[Data extracted from a collection]
.....

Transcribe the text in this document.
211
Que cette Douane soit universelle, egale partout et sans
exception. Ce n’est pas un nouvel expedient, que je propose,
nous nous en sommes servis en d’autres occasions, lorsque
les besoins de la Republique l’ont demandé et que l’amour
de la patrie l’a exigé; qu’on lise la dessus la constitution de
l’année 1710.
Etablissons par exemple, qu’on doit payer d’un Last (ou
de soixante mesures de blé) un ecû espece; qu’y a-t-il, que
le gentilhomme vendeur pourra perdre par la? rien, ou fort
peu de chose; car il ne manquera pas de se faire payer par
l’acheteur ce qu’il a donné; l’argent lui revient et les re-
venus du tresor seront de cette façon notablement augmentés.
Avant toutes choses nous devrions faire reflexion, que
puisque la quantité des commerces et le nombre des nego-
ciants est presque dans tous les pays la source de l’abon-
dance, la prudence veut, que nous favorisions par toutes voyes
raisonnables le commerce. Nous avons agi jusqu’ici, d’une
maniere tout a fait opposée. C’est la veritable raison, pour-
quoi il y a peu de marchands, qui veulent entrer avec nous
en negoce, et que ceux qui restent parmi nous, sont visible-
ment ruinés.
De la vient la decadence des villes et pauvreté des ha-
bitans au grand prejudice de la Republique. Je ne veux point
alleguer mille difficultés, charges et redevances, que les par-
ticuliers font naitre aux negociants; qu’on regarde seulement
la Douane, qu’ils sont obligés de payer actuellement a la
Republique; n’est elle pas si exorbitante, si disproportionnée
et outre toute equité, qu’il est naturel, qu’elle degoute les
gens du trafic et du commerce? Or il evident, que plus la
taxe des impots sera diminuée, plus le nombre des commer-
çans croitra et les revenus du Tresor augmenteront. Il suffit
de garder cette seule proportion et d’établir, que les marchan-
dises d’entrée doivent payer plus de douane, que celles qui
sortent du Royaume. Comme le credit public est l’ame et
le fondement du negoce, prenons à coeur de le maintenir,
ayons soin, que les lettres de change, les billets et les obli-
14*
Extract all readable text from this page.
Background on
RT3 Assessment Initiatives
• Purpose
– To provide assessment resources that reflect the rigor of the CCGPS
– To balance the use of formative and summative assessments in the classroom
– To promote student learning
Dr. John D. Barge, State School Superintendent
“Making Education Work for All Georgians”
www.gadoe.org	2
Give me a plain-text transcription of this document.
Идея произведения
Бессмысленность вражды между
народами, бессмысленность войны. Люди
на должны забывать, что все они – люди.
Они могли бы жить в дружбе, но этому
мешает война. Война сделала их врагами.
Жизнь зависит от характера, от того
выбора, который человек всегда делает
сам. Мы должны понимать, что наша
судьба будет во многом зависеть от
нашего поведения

.....

What the exercise asks: Which lines of the material contain the string "должны"? List each of them.

Completed task:
на должны забывать, что все они – люди.
сам. Мы должны понимать, что наша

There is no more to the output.